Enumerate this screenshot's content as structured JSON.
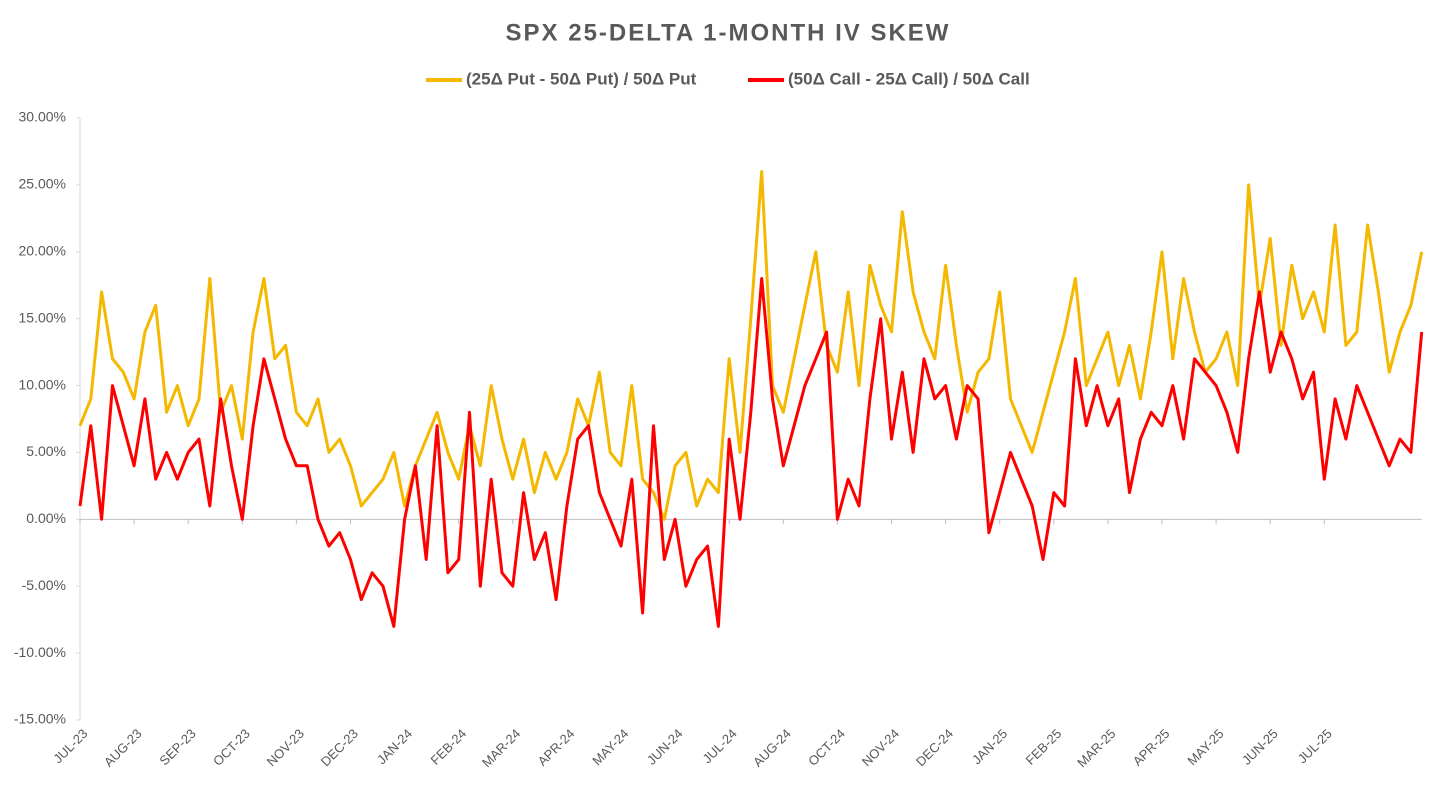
{
  "chart_data": {
    "type": "line",
    "title": "SPX 25-DELTA 1-MONTH IV SKEW",
    "categories": [
      "JUL-23",
      null,
      null,
      null,
      null,
      "AUG-23",
      null,
      null,
      null,
      null,
      "SEP-23",
      null,
      null,
      null,
      null,
      "OCT-23",
      null,
      null,
      null,
      null,
      "NOV-23",
      null,
      null,
      null,
      null,
      "DEC-23",
      null,
      null,
      null,
      null,
      "JAN-24",
      null,
      null,
      null,
      null,
      "FEB-24",
      null,
      null,
      null,
      null,
      "MAR-24",
      null,
      null,
      null,
      null,
      "APR-24",
      null,
      null,
      null,
      null,
      "MAY-24",
      null,
      null,
      null,
      null,
      "JUN-24",
      null,
      null,
      null,
      null,
      "JUL-24",
      null,
      null,
      null,
      null,
      "AUG-24",
      null,
      null,
      null,
      null,
      "OCT-24",
      null,
      null,
      null,
      null,
      "NOV-24",
      null,
      null,
      null,
      null,
      "DEC-24",
      null,
      null,
      null,
      null,
      "JAN-25",
      null,
      null,
      null,
      null,
      "FEB-25",
      null,
      null,
      null,
      null,
      "MAR-25",
      null,
      null,
      null,
      null,
      "APR-25",
      null,
      null,
      null,
      null,
      "MAY-25",
      null,
      null,
      null,
      null,
      "JUN-25",
      null,
      null,
      null,
      null,
      "JUL-25",
      null,
      null,
      null,
      null,
      null,
      null,
      null,
      null,
      null
    ],
    "series": [
      {
        "name": "(25Δ Put - 50Δ Put) / 50Δ Put",
        "color": "#f5b800",
        "values": [
          7,
          9,
          17,
          12,
          11,
          9,
          14,
          16,
          8,
          10,
          7,
          9,
          18,
          8,
          10,
          6,
          14,
          18,
          12,
          13,
          8,
          7,
          9,
          5,
          6,
          4,
          1,
          2,
          3,
          5,
          1,
          4,
          6,
          8,
          5,
          3,
          7,
          4,
          10,
          6,
          3,
          6,
          2,
          5,
          3,
          5,
          9,
          7,
          11,
          5,
          4,
          10,
          3,
          2,
          0,
          4,
          5,
          1,
          3,
          2,
          12,
          5,
          15,
          26,
          10,
          8,
          12,
          16,
          20,
          13,
          11,
          17,
          10,
          19,
          16,
          14,
          23,
          17,
          14,
          12,
          19,
          13,
          8,
          11,
          12,
          17,
          9,
          7,
          5,
          8,
          11,
          14,
          18,
          10,
          12,
          14,
          10,
          13,
          9,
          14,
          20,
          12,
          18,
          14,
          11,
          12,
          14,
          10,
          25,
          16,
          21,
          13,
          19,
          15,
          17,
          14,
          22,
          13,
          14,
          22,
          17,
          11,
          14,
          16,
          20
        ]
      },
      {
        "name": "(50Δ Call - 25Δ Call) / 50Δ Call",
        "color": "#ff0000",
        "values": [
          1,
          7,
          0,
          10,
          7,
          4,
          9,
          3,
          5,
          3,
          5,
          6,
          1,
          9,
          4,
          0,
          7,
          12,
          9,
          6,
          4,
          4,
          0,
          -2,
          -1,
          -3,
          -6,
          -4,
          -5,
          -8,
          0,
          4,
          -3,
          7,
          -4,
          -3,
          8,
          -5,
          3,
          -4,
          -5,
          2,
          -3,
          -1,
          -6,
          1,
          6,
          7,
          2,
          0,
          -2,
          3,
          -7,
          7,
          -3,
          0,
          -5,
          -3,
          -2,
          -8,
          6,
          0,
          8,
          18,
          9,
          4,
          7,
          10,
          12,
          14,
          0,
          3,
          1,
          9,
          15,
          6,
          11,
          5,
          12,
          9,
          10,
          6,
          10,
          9,
          -1,
          2,
          5,
          3,
          1,
          -3,
          2,
          1,
          12,
          7,
          10,
          7,
          9,
          2,
          6,
          8,
          7,
          10,
          6,
          12,
          11,
          10,
          8,
          5,
          12,
          17,
          11,
          14,
          12,
          9,
          11,
          3,
          9,
          6,
          10,
          8,
          6,
          4,
          6,
          5,
          14
        ]
      }
    ],
    "ylim": [
      -15,
      30
    ],
    "yticks": [
      {
        "value": -15,
        "label": "-15.00%"
      },
      {
        "value": -10,
        "label": "-10.00%"
      },
      {
        "value": -5,
        "label": "-5.00%"
      },
      {
        "value": 0,
        "label": "0.00%"
      },
      {
        "value": 5,
        "label": "5.00%"
      },
      {
        "value": 10,
        "label": "10.00%"
      },
      {
        "value": 15,
        "label": "15.00%"
      },
      {
        "value": 20,
        "label": "20.00%"
      },
      {
        "value": 25,
        "label": "25.00%"
      },
      {
        "value": 30,
        "label": "30.00%"
      }
    ],
    "grid": false,
    "legend": "top"
  }
}
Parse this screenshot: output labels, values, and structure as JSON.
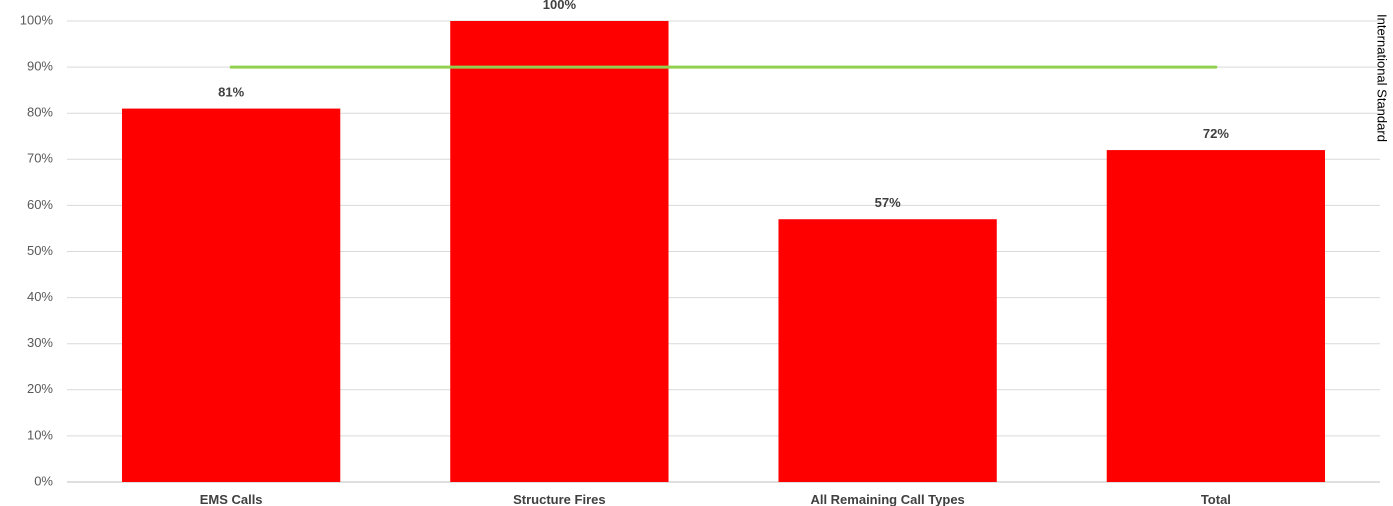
{
  "chart_data": {
    "type": "bar",
    "categories": [
      "EMS Calls",
      "Structure Fires",
      "All Remaining Call Types",
      "Total"
    ],
    "series": [
      {
        "values": [
          81,
          100,
          57,
          72
        ],
        "color": "#ff0000"
      }
    ],
    "data_labels": [
      "81%",
      "100%",
      "57%",
      "72%"
    ],
    "reference_line": {
      "label": "International Standard",
      "value": 90,
      "color": "#92d050"
    },
    "ylim": [
      0,
      100
    ],
    "y_ticks": [
      0,
      10,
      20,
      30,
      40,
      50,
      60,
      70,
      80,
      90,
      100
    ],
    "y_tick_labels": [
      "0%",
      "10%",
      "20%",
      "30%",
      "40%",
      "50%",
      "60%",
      "70%",
      "80%",
      "90%",
      "100%"
    ],
    "grid": true,
    "gridline_color": "#d9d9d9",
    "legend": "none"
  }
}
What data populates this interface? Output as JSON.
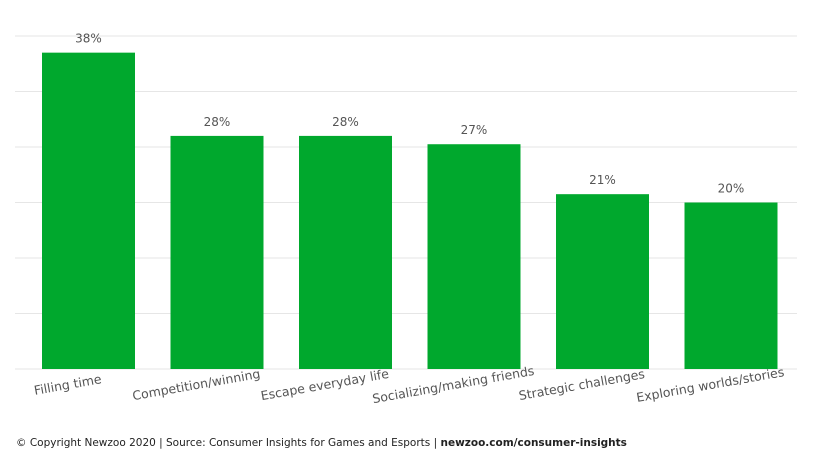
{
  "chart_data": {
    "type": "bar",
    "categories": [
      "Filling time",
      "Competition/winning",
      "Escape everyday life",
      "Socializing/making friends",
      "Strategic challenges",
      "Exploring worlds/stories"
    ],
    "values": [
      38,
      28,
      28,
      27,
      21,
      20
    ],
    "value_labels": [
      "38%",
      "28%",
      "28%",
      "27%",
      "21%",
      "20%"
    ],
    "unit": "%",
    "ylim": [
      0,
      40
    ],
    "grid": true,
    "bar_color": "#00a82d",
    "grid_color": "#e6e6e6",
    "label_color": "#555555"
  },
  "footer": {
    "text": "© Copyright Newzoo 2020 | Source: Consumer Insights for Games and Esports | ",
    "link": "newzoo.com/consumer-insights"
  }
}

**CHALLENGE**. In the records above, find each line that holds the word "this"; copy all such lines.

**FULL ANSWER**.
Enumerate this screenshot's content as structured JSON.
Parse this screenshot: output labels, values, and structure as JSON.
What data populates this interface? Output as JSON.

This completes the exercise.